Data supplied:
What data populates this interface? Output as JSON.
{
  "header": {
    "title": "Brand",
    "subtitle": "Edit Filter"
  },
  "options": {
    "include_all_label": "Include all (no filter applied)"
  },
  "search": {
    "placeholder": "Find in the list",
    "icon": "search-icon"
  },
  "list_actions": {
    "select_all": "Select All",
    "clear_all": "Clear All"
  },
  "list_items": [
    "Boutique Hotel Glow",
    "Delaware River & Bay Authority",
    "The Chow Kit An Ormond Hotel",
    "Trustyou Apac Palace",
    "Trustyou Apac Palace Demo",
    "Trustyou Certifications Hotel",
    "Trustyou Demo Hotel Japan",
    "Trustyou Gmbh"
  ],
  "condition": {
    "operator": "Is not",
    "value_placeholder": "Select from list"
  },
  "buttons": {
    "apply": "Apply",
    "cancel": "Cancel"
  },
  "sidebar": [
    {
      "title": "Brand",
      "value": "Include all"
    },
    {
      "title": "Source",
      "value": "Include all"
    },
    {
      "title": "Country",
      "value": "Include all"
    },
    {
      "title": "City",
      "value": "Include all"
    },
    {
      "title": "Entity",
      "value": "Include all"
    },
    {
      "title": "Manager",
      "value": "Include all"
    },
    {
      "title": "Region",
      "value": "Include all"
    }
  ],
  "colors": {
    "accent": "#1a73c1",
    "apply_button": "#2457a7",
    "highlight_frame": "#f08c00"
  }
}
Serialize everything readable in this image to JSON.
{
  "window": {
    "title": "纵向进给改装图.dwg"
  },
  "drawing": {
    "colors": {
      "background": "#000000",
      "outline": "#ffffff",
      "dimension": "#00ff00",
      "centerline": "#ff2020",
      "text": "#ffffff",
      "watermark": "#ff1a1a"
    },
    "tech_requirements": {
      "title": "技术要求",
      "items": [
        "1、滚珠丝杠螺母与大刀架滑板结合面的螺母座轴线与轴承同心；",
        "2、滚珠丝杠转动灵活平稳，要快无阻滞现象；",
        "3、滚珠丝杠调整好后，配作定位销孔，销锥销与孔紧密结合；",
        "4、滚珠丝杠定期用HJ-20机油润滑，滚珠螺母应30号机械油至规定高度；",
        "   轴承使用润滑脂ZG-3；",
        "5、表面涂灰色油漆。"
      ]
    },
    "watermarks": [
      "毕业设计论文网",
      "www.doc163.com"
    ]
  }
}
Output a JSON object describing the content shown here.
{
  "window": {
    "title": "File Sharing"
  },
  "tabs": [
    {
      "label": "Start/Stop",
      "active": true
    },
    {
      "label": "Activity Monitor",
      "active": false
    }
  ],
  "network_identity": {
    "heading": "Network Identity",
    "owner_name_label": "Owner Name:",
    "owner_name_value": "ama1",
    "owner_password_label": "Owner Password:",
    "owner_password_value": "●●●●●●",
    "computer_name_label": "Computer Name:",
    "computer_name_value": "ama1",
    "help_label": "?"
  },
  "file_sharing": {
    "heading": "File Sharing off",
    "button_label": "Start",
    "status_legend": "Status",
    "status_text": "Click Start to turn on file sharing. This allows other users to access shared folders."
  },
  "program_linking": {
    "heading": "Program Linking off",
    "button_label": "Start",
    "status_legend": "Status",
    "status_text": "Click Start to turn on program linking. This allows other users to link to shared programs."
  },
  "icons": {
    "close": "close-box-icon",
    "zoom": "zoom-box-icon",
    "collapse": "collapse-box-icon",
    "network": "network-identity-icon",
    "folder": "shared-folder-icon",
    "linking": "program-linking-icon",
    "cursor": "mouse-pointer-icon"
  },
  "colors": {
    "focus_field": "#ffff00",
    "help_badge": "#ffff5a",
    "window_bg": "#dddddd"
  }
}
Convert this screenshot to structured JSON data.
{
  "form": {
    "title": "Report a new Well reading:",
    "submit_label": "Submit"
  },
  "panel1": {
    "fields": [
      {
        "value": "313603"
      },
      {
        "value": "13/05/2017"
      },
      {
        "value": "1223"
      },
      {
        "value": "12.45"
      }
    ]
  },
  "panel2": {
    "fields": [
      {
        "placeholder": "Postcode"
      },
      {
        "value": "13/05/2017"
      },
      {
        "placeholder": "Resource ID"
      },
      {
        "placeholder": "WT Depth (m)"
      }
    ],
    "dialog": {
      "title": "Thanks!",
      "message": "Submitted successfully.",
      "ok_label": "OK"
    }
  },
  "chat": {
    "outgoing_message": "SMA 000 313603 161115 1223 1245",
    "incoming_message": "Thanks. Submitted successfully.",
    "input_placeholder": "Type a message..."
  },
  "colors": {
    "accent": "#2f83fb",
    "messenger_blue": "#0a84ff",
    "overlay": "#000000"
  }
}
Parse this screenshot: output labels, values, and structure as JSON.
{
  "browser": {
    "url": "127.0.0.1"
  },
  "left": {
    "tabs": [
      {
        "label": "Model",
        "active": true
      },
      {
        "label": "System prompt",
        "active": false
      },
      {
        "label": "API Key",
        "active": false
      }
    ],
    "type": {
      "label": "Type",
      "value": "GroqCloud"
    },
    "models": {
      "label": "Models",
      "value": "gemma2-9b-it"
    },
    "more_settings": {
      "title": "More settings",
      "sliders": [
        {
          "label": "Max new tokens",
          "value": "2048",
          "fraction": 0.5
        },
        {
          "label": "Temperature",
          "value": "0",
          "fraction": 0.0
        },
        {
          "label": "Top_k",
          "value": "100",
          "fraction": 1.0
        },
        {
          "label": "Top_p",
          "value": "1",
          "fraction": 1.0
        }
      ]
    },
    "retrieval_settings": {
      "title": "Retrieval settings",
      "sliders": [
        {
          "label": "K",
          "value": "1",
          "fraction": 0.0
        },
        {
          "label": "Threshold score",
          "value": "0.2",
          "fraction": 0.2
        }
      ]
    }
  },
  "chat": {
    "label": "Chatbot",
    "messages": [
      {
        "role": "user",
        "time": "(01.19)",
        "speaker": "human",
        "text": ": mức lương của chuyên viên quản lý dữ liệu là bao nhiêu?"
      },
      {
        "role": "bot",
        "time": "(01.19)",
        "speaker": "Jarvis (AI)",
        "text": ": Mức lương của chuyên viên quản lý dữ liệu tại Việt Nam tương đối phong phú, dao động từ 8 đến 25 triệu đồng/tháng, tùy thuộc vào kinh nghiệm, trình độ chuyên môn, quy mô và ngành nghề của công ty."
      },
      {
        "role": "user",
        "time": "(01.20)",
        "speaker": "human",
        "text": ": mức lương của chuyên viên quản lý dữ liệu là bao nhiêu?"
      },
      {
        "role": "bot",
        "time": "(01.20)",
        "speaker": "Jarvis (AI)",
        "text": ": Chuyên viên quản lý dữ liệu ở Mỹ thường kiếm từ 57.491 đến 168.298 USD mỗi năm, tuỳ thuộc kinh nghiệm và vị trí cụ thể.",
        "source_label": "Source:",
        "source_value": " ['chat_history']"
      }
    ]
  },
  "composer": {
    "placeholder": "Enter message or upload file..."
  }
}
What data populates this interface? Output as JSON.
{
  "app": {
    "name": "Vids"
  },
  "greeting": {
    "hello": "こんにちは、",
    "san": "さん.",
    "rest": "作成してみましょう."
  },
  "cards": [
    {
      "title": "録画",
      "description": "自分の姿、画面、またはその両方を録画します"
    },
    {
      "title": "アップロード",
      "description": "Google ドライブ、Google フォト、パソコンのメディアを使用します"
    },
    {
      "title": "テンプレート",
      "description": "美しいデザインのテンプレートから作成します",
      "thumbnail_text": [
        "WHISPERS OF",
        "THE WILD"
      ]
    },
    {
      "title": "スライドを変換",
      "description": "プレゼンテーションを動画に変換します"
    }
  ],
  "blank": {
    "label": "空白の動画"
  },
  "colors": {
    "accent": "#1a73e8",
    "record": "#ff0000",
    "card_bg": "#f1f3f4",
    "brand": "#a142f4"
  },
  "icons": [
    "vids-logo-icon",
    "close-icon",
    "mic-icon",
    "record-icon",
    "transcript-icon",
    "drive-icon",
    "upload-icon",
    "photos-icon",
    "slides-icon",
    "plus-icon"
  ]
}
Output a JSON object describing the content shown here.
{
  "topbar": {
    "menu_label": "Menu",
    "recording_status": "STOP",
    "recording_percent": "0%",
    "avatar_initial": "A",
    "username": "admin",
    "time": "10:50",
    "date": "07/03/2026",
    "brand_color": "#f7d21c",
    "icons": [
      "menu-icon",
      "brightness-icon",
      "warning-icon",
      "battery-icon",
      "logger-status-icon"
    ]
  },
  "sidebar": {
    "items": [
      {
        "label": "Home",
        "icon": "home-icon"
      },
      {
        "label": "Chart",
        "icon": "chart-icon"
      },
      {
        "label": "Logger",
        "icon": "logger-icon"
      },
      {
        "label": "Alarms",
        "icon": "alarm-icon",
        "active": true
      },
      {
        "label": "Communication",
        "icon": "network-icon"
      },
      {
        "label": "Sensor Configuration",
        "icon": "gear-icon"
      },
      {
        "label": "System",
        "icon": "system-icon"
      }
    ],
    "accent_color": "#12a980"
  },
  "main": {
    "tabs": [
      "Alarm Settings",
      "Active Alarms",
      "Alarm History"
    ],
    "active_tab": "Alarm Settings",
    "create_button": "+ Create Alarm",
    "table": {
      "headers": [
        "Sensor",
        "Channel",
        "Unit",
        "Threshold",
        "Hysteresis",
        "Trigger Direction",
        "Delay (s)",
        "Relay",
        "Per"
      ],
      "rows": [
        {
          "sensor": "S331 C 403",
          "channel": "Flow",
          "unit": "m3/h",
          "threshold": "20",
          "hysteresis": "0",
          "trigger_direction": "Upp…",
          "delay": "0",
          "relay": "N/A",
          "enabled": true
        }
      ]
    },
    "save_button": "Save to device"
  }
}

Exercise: Select from the material above each line in which the string "Apac" appears, and list those lines.

Exercise solution:
    "Trustyou Apac Palace",
    "Trustyou Apac Palace Demo",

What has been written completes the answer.